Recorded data
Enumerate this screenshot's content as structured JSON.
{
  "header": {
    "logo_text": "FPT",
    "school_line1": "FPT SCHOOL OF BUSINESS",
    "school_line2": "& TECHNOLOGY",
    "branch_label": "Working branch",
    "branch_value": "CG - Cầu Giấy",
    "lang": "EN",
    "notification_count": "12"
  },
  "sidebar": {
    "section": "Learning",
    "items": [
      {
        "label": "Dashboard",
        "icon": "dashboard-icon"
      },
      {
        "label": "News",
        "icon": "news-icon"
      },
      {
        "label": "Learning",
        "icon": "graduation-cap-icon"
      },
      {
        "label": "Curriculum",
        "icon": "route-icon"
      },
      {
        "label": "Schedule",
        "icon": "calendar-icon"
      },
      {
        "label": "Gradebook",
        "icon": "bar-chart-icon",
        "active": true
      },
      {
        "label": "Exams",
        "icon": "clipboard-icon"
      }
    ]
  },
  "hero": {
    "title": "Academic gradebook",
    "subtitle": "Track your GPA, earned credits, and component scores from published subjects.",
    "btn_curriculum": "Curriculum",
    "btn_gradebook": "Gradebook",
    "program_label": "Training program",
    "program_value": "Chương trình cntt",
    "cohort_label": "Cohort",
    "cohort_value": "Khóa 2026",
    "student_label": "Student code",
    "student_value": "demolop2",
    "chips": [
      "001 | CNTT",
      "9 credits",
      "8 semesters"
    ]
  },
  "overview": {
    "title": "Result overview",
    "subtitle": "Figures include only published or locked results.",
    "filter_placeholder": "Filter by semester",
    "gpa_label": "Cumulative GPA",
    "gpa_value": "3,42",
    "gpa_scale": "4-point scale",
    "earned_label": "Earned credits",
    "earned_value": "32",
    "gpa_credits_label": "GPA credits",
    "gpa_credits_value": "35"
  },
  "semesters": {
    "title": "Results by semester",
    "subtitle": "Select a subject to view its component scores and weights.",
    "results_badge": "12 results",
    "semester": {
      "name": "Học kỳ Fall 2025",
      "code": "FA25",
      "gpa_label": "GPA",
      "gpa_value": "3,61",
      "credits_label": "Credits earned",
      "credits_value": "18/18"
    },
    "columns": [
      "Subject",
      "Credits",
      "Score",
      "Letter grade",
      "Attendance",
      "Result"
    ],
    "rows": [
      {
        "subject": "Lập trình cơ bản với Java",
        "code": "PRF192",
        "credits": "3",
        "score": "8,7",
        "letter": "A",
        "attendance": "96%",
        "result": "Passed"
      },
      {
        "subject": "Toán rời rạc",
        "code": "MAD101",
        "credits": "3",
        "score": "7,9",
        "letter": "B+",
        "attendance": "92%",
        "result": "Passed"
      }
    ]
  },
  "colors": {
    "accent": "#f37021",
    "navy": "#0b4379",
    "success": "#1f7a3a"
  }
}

» **WHAT THE EXERCISE ASKS**
Reproduce the material above, every line of it, exactly.

» **OUTPUT BELOW**
Enumerate this screenshot's content as structured JSON.
{
  "header": {
    "logo_text": "FPT",
    "school_line1": "FPT SCHOOL OF BUSINESS",
    "school_line2": "& TECHNOLOGY",
    "branch_label": "Working branch",
    "branch_value": "CG - Cầu Giấy",
    "lang": "EN",
    "notification_count": "12"
  },
  "sidebar": {
    "section": "Learning",
    "items": [
      {
        "label": "Dashboard",
        "icon": "dashboard-icon"
      },
      {
        "label": "News",
        "icon": "news-icon"
      },
      {
        "label": "Learning",
        "icon": "graduation-cap-icon"
      },
      {
        "label": "Curriculum",
        "icon": "route-icon"
      },
      {
        "label": "Schedule",
        "icon": "calendar-icon"
      },
      {
        "label": "Gradebook",
        "icon": "bar-chart-icon",
        "active": true
      },
      {
        "label": "Exams",
        "icon": "clipboard-icon"
      }
    ]
  },
  "hero": {
    "title": "Academic gradebook",
    "subtitle": "Track your GPA, earned credits, and component scores from published subjects.",
    "btn_curriculum": "Curriculum",
    "btn_gradebook": "Gradebook",
    "program_label": "Training program",
    "program_value": "Chương trình cntt",
    "cohort_label": "Cohort",
    "cohort_value": "Khóa 2026",
    "student_label": "Student code",
    "student_value": "demolop2",
    "chips": [
      "001 | CNTT",
      "9 credits",
      "8 semesters"
    ]
  },
  "overview": {
    "title": "Result overview",
    "subtitle": "Figures include only published or locked results.",
    "filter_placeholder": "Filter by semester",
    "gpa_label": "Cumulative GPA",
    "gpa_value": "3,42",
    "gpa_scale": "4-point scale",
    "earned_label": "Earned credits",
    "earned_value": "32",
    "gpa_credits_label": "GPA credits",
    "gpa_credits_value": "35"
  },
  "semesters": {
    "title": "Results by semester",
    "subtitle": "Select a subject to view its component scores and weights.",
    "results_badge": "12 results",
    "semester": {
      "name": "Học kỳ Fall 2025",
      "code": "FA25",
      "gpa_label": "GPA",
      "gpa_value": "3,61",
      "credits_label": "Credits earned",
      "credits_value": "18/18"
    },
    "columns": [
      "Subject",
      "Credits",
      "Score",
      "Letter grade",
      "Attendance",
      "Result"
    ],
    "rows": [
      {
        "subject": "Lập trình cơ bản với Java",
        "code": "PRF192",
        "credits": "3",
        "score": "8,7",
        "letter": "A",
        "attendance": "96%",
        "result": "Passed"
      },
      {
        "subject": "Toán rời rạc",
        "code": "MAD101",
        "credits": "3",
        "score": "7,9",
        "letter": "B+",
        "attendance": "92%",
        "result": "Passed"
      }
    ]
  },
  "colors": {
    "accent": "#f37021",
    "navy": "#0b4379",
    "success": "#1f7a3a"
  }
}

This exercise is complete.